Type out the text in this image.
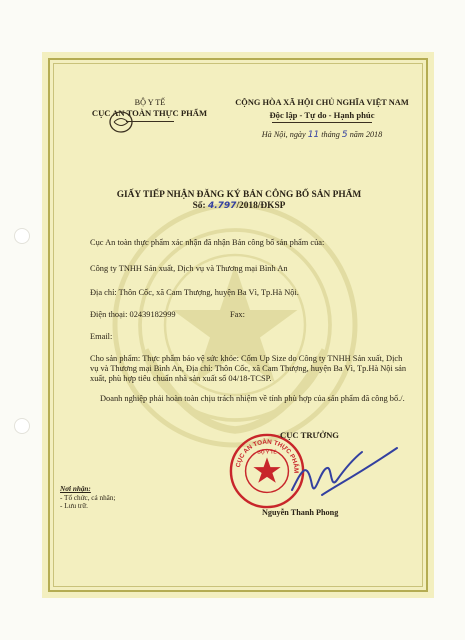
BỘ Y TẾ
CỤC AN TOÀN THỰC PHẨM
CỘNG HÒA XÃ HỘI CHỦ NGHĨA VIỆT NAM
Độc lập - Tự do - Hạnh phúc
Hà Nội, ngày 11 tháng 5 năm 2018
GIẤY TIẾP NHẬN ĐĂNG KÝ BẢN CÔNG BỐ SẢN PHẨM
Số: 4.797/2018/ĐKSP
Cục An toàn thực phẩm xác nhận đã nhận Bản công bố sản phẩm của:
Công ty TNHH Sản xuất, Dịch vụ và Thương mại Bình An
Địa chỉ: Thôn Cốc, xã Cam Thượng, huyện Ba Vì, Tp.Hà Nội.
Điện thoại: 02439182999	Fax:
Email:
Cho sản phẩm: Thực phẩm bảo vệ sức khỏe: Cốm Up Size do Công ty TNHH Sản xuất, Dịch vụ và Thương mại Bình An, Địa chỉ: Thôn Cốc, xã Cam Thượng, huyện Ba Vì, Tp.Hà Nội sản xuất, phù hợp tiêu chuẩn nhà sản xuất số 04/18-TCSP.
Doanh nghiệp phải hoàn toàn chịu trách nhiệm về tính phù hợp của sản phẩm đã công bố./.
Nơi nhận:
- Tổ chức, cá nhân;
- Lưu trữ.
CỤC AN TOÀN THỰC PHẨM
BỘ Y TẾ
CỤC TRƯỞNG
Nguyễn Thanh Phong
|---|
Identify and copy lines that hold the string "xuất".

Công ty TNHH Sản xuất, Dịch vụ và Thương mại Bình An
Cho sản phẩm: Thực phẩm bảo vệ sức khỏe: Cốm Up Size do Công ty TNHH Sản xuất, Dịch vụ và Thương mại Bình An, Địa chỉ: Thôn Cốc, xã Cam Thượng, huyện Ba Vì, Tp.Hà Nội sản xuất, phù hợp tiêu chuẩn nhà sản xuất số 04/18-TCSP.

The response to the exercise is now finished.